§ **Selected extract**

# # # # # # #

The trial dealt not only with the question of ownership of the codex but also touched on a far more profound issue: who represented Jewry, now that the State of Israel had been founded? It also forced a direct confrontation between the Zionist establishment, mostly Eastern European and secular in its makeup, and the community of Jews from Arab lands, who did not want to give up their cultural treasures. The trial ended when a secret compromise was agreed upon: the codex would continue to be housed at the Ben-Zvi Institute, but representatives of the Aleppo Jews would serve in a council overseeing the manuscript, along with Ben-Zvi and Faham.
The conflict with Israel’s Aleppo community, combined with financial troubles, led Faham to emigrate to New York. From there, he went to great efforts to get Ben-Zvi to acknowledge that he had risked his life to recover the codex. After Faham requested his name be added to the codex in tribute to his efforts, Ben-Zvi eventually replied in May 1960, “I am prepared to add a note to the bound edition of the codex that will say that it was brought to Israel by you.” Almost a year later, waiting to see his request fulfilled, Faham wrote again: “Without a shadow of a doubt, matters of supreme importance have kept you too occupied to deal with my petty request. Nevertheless, I have written once more to remind you that the matter should not be doomed to the dust of forgetfulness, for it is more important to me than all the money in the world.”
Faham, who seemed to know a secret about the codex that the Israeli establishment was trying fervidly to conceal, was clearly not placated by Ben-Zvi’s words. Shlomo Zalman Shragai, the head of the Jewish Agency (and whose colleague was the one who took the codex from Faham at the Haifa port), tried to calm him but to no avail. “The man who delivered [the codex] and who is in the United States cannot control himself any longer,” Shragai wrote in a 1964 letter copied to Zalman Shazar, who had succeeded Ben-Zvi as president of Israel after his death a year earlier. “I am very apprehensive that the matter will become public and turn into worldwide scandal.”

# # # # # # #

§ **Extracted data**
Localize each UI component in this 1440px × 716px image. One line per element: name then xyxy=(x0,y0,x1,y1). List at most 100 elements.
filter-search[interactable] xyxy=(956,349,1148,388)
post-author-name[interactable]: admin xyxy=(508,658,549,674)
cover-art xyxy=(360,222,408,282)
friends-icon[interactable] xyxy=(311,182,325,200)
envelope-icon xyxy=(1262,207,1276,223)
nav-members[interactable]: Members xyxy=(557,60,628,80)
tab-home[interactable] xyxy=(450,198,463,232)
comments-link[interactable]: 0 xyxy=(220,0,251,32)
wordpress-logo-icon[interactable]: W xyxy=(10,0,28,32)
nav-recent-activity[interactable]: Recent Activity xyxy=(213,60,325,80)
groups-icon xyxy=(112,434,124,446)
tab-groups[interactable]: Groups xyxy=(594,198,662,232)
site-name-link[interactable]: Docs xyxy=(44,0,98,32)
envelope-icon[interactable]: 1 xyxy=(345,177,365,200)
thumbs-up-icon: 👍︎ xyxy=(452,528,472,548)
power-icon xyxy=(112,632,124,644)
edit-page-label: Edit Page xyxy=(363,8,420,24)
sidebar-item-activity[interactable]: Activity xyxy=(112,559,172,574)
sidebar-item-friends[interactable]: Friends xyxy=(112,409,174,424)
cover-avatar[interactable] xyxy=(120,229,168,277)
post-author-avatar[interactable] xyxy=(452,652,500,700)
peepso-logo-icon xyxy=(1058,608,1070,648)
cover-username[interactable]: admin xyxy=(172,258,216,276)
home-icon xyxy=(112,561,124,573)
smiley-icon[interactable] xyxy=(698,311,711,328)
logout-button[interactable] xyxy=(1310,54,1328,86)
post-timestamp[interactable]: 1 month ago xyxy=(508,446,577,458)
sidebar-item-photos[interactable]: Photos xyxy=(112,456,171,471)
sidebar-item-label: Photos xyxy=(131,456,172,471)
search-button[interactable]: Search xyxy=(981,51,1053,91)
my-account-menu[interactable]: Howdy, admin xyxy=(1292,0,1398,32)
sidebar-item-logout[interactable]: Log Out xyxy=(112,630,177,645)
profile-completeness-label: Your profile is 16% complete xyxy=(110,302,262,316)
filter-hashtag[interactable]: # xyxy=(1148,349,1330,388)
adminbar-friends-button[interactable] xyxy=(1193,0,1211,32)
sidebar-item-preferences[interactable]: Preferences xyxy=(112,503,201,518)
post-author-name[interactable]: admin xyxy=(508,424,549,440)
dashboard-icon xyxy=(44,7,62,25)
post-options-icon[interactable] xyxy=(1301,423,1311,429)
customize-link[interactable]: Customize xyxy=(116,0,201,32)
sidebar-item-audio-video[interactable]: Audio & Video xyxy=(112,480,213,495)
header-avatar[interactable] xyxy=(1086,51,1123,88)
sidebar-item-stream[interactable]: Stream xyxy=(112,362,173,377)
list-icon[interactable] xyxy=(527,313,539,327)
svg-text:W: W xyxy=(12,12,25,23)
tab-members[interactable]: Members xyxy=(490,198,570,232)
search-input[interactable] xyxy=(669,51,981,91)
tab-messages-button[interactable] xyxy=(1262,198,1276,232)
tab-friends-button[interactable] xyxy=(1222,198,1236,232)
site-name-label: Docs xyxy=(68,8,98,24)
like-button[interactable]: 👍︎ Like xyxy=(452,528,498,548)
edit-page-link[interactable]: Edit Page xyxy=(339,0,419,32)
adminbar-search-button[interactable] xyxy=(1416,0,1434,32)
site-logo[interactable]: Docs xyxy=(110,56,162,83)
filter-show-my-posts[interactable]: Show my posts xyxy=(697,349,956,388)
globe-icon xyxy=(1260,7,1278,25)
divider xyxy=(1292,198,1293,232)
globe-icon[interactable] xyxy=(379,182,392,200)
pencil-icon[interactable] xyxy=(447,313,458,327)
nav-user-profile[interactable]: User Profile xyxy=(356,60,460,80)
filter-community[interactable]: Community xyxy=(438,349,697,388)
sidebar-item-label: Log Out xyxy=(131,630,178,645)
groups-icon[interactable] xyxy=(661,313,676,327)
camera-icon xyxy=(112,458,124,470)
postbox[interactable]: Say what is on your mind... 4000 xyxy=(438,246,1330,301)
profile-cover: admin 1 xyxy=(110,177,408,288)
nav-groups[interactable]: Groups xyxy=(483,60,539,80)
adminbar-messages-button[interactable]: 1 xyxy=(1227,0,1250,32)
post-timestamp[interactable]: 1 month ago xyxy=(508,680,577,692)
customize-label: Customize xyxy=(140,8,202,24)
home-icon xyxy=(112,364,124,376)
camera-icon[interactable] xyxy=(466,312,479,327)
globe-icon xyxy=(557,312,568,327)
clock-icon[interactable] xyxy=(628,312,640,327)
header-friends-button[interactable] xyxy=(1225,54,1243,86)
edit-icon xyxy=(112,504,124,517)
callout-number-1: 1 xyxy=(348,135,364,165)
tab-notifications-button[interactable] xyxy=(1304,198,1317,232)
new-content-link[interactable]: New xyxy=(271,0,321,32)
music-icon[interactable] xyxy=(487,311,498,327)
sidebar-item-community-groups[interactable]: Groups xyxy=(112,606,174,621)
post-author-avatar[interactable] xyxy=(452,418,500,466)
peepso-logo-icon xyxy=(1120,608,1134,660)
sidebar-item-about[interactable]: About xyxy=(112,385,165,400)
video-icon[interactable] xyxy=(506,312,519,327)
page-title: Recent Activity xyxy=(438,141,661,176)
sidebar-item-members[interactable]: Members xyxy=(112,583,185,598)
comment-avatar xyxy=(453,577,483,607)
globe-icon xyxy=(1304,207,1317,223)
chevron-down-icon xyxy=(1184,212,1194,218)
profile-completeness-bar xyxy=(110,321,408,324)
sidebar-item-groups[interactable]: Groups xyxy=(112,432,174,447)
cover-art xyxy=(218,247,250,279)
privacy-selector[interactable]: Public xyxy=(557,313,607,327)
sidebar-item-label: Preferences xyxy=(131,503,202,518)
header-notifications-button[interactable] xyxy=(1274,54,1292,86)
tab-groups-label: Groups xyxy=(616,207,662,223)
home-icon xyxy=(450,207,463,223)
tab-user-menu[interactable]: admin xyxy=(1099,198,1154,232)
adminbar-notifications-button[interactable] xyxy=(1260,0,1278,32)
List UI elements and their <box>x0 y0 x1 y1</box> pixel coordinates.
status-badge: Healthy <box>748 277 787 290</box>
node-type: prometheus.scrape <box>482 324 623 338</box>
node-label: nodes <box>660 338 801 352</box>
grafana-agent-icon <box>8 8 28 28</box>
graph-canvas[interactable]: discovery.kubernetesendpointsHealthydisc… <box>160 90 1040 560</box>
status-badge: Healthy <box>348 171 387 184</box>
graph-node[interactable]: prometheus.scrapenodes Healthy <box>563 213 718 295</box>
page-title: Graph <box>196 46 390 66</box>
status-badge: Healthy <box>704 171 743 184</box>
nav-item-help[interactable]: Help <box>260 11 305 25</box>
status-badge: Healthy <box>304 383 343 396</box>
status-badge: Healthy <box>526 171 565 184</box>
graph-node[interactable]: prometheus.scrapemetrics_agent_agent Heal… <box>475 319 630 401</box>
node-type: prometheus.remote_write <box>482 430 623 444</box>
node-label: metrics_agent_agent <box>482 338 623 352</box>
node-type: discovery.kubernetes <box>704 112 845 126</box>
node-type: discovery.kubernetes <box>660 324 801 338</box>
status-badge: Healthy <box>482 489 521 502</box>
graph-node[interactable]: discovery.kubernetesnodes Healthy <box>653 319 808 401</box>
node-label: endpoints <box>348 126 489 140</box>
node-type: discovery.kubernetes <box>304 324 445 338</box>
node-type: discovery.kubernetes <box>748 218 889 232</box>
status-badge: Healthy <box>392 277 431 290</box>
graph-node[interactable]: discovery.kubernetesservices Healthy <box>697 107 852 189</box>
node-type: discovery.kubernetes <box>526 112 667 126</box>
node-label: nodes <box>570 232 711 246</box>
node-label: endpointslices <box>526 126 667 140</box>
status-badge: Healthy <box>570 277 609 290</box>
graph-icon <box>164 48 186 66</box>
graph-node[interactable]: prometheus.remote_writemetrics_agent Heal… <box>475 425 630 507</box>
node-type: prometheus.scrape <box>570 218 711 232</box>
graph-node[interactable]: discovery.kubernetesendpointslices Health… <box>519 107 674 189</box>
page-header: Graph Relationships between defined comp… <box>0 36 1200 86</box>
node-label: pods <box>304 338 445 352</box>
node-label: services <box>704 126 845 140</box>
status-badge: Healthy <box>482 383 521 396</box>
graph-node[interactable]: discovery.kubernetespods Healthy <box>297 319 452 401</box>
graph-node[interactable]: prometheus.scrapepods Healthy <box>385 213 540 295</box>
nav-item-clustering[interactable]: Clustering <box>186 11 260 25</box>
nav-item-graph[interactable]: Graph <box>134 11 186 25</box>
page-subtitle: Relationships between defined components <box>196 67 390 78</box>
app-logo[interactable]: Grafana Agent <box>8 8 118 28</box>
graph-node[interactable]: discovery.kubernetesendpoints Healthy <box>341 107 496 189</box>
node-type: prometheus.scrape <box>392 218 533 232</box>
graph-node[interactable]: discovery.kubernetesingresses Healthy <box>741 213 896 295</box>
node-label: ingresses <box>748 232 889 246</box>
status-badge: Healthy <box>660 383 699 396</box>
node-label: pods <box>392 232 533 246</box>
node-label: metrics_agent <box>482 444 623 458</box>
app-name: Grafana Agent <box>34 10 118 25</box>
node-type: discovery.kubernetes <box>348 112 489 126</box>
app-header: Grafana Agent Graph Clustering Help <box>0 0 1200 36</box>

# # # # # # #

§ **Required actions**
[A] Print the stretch of the codex passage from "The trial dealt" through "Ben-Zvi and Faham.".
[B] For each statement, answer yes or no on whether the codex passage supports it, and quote the words that decide it: (i) In May 1960 Ben-Zvi offered to add a note to the bound edition saying that Faham brought the codex to Israel. (ii) Under the compromise that ended the trial, the codex was removed from the Ben-Zvi Institute. (iii) Shlomo Zalman Shragai succeeded Ben-Zvi as president of Israel.

§ **Written responses**
[A]
The trial dealt not only with the question of ownership of the codex but also touched on a far more profound issue: who represented Jewry, now that the State of Israel had been founded? It also forced a direct confrontation between the Zionist establishment, mostly Eastern European and secular in its makeup, and the community of Jews from Arab lands, who did not want to give up their cultural treasures. The trial ended when a secret compromise was agreed upon: the codex would continue to be housed at the Ben-Zvi Institute, but representatives of the Aleppo Jews would serve in a council overseeing the manuscript, along with Ben-Zvi and Faham.

[B]
(i) Yes: "I am prepared to add a note to the bound edition of the codex that will say that it was brought to Israel by you."
(ii) No: "the codex would continue to be housed at the Ben-Zvi Institute"
(iii) No: "Zalman Shazar, who had succeeded Ben-Zvi as president of Israel"